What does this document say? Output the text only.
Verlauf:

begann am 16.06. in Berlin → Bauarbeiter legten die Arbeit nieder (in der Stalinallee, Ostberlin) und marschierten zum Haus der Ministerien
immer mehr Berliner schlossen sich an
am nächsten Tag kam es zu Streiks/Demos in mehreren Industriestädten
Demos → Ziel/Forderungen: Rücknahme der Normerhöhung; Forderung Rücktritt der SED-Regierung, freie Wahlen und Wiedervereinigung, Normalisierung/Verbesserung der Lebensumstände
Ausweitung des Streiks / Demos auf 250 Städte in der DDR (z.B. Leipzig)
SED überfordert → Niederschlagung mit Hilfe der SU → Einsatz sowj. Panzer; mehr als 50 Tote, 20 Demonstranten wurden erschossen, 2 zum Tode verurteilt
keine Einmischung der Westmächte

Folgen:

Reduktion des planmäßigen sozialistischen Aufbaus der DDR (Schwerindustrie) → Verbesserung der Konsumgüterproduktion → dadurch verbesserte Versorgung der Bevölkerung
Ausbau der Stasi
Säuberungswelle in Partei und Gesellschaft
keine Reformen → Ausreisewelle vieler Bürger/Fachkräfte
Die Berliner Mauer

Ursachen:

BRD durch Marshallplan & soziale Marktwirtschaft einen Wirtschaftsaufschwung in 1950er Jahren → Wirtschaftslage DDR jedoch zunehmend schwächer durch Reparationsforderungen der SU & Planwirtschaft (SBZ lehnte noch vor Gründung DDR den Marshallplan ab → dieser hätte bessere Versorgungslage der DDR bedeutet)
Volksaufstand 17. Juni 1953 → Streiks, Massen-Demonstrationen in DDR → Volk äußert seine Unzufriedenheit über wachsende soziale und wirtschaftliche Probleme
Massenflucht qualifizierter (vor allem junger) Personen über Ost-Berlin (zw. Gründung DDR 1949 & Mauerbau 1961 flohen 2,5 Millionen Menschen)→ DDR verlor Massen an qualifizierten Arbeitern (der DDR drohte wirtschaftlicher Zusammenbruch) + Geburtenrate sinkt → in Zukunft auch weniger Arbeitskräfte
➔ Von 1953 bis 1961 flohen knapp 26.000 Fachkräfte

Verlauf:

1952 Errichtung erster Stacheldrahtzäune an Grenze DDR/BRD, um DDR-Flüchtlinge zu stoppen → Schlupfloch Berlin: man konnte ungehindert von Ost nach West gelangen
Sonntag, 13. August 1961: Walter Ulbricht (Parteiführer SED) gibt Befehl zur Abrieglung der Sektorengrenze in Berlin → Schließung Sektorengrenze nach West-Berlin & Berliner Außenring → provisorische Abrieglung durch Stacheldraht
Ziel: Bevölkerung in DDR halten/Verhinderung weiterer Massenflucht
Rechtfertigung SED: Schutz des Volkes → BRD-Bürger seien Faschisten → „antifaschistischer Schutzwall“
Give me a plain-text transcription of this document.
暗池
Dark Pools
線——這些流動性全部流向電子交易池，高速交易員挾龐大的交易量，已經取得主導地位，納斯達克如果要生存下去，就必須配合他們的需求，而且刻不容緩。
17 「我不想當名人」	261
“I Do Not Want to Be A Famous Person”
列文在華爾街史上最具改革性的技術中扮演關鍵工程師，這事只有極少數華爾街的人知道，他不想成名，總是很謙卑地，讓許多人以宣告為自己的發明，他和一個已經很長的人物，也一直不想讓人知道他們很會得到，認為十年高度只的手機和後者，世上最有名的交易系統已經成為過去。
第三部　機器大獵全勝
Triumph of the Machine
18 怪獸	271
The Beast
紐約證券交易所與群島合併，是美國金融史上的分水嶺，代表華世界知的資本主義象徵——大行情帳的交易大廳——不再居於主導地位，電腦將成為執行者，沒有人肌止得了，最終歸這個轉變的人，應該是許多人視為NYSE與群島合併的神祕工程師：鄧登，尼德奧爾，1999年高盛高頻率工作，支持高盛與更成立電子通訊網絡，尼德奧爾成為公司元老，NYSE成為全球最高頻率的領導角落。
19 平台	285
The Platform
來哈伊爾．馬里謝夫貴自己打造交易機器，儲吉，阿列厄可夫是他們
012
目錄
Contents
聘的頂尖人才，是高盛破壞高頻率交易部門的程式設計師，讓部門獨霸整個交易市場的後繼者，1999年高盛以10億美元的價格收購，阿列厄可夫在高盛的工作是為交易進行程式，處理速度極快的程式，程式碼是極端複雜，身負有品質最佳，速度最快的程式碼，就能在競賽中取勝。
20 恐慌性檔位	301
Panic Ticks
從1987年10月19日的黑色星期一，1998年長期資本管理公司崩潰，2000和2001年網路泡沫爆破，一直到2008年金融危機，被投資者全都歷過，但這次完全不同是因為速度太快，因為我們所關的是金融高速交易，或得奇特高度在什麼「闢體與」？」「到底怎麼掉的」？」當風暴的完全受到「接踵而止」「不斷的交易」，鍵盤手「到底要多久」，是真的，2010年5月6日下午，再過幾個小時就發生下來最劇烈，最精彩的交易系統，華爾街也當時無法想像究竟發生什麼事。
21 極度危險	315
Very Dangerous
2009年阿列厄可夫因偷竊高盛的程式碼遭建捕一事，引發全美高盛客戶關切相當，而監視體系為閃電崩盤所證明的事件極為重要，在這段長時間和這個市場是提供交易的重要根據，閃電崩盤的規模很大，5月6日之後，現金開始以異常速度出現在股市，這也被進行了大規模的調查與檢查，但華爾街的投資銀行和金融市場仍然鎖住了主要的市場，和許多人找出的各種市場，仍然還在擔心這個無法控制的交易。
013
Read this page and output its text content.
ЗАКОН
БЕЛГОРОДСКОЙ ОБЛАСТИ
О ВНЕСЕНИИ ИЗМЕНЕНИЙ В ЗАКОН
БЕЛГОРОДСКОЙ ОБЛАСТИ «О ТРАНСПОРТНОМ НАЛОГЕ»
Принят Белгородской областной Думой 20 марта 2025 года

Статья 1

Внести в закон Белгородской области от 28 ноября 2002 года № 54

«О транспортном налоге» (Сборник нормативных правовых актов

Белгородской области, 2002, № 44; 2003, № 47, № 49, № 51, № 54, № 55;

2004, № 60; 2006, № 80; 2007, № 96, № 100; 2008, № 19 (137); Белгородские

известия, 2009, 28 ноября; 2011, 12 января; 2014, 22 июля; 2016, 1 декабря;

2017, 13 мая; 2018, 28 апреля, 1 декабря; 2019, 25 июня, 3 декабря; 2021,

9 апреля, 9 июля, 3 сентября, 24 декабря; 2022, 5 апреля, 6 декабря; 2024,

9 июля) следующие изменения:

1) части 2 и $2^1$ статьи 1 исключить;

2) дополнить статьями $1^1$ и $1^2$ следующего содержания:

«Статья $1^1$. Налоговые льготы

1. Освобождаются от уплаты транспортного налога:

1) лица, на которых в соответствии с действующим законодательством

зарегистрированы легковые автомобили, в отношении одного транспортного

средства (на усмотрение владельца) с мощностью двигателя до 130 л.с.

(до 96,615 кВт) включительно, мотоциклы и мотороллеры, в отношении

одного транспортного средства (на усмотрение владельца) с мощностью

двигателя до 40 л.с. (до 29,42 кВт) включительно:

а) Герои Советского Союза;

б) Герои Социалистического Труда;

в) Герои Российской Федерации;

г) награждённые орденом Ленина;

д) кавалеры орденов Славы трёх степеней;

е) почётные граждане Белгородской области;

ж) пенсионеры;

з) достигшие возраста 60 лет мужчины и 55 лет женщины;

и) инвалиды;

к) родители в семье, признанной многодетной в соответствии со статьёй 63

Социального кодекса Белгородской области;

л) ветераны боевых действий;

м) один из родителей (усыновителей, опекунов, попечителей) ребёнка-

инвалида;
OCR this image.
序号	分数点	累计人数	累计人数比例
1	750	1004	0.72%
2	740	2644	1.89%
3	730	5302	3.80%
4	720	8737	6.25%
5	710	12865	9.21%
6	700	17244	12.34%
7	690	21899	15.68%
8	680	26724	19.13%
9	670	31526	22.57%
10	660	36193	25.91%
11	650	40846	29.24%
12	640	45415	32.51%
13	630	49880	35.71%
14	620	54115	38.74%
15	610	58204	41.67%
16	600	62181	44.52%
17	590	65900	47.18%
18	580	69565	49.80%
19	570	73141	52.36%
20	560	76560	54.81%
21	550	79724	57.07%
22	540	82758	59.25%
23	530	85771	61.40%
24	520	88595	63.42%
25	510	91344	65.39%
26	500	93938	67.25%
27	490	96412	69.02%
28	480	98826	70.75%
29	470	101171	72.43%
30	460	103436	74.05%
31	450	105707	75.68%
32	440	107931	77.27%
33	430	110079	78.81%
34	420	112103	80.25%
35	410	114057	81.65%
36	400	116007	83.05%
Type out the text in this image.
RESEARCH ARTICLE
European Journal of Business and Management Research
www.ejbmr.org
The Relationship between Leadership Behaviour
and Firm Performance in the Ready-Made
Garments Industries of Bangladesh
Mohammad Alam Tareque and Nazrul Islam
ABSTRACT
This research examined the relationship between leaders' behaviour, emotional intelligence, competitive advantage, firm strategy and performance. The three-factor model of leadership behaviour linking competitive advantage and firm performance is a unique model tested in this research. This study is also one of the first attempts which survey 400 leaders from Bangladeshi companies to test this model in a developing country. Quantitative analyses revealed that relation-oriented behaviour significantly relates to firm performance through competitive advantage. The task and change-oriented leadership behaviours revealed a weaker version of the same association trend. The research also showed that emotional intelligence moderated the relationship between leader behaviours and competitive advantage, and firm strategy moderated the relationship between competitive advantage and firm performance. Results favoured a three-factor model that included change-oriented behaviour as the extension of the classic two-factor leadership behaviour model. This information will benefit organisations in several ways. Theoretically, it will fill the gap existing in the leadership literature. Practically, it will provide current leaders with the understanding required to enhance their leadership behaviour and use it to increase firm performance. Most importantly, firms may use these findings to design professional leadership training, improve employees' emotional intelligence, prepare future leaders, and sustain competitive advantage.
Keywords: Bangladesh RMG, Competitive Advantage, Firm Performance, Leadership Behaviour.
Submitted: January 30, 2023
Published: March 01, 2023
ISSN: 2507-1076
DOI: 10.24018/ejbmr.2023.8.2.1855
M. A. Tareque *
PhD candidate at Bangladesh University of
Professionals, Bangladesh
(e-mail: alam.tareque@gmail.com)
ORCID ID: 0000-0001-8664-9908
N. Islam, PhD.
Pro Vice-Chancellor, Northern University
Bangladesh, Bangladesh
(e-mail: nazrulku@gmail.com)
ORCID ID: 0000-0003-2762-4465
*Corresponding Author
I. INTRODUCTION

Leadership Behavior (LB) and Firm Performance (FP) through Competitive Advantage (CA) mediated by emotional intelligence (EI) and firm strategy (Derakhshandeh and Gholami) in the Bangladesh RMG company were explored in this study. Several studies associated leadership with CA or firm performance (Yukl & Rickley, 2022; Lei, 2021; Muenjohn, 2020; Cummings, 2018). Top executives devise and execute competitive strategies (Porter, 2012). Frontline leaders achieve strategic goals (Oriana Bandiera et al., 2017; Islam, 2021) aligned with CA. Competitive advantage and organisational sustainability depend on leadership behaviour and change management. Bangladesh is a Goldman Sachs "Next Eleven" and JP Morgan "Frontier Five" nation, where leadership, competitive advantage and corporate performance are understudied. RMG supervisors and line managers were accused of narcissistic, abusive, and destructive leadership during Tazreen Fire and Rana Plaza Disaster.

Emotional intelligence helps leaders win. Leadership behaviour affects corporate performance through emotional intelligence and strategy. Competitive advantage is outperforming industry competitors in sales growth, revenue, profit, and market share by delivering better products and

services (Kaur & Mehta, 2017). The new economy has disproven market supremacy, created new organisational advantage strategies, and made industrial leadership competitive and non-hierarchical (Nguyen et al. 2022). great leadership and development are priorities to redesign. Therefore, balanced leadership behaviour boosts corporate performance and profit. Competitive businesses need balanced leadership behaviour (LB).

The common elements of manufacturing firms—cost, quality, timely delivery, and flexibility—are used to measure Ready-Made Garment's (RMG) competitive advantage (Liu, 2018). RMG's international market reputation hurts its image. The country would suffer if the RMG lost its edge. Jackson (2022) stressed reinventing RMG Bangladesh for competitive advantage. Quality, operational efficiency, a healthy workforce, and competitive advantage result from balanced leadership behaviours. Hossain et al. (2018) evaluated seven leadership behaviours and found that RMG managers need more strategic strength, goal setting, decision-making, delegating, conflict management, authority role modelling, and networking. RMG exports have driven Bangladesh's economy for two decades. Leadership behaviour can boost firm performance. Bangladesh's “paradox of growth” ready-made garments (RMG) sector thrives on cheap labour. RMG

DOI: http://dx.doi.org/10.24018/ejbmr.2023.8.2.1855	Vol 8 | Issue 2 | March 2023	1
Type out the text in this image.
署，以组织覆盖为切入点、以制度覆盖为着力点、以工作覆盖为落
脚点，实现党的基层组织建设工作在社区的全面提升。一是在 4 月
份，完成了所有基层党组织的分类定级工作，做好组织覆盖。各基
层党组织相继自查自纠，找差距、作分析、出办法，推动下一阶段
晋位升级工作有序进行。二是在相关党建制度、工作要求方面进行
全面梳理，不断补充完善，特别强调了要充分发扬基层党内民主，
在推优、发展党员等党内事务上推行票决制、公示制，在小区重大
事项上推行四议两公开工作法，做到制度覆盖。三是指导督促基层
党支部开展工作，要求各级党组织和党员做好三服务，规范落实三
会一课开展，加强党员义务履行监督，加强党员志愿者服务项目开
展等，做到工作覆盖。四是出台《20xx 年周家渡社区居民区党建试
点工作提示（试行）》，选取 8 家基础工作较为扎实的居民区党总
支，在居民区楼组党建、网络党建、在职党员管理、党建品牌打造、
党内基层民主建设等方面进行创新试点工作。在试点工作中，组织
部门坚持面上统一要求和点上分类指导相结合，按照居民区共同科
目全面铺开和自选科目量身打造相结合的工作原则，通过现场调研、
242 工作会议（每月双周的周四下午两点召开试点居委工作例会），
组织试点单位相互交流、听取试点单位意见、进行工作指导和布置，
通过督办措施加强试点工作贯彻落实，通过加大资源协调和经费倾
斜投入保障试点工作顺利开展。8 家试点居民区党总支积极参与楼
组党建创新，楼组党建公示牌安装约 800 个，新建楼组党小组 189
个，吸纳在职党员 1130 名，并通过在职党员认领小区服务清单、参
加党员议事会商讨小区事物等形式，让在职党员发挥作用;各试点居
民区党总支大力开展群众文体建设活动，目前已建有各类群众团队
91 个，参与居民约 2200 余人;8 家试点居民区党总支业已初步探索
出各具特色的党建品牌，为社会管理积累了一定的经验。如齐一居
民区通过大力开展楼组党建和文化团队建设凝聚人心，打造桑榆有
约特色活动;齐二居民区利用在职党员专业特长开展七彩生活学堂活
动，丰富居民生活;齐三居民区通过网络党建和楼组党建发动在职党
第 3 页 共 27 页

==========

Task description ->
Which lines contain "Massenflucht"? Copy each of them.

Full answer ->
Massenflucht qualifizierter (vor allem junger) Personen über Ost-Berlin (zw. Gründung DDR 1949 & Mauerbau 1961 flohen 2,5 Millionen Menschen)→ DDR verlor Massen an qualifizierten Arbeitern (der DDR drohte wirtschaftlicher Zusammenbruch) + Geburtenrate sinkt → in Zukunft auch weniger Arbeitskräfte
Ziel: Bevölkerung in DDR halten/Verhinderung weiterer Massenflucht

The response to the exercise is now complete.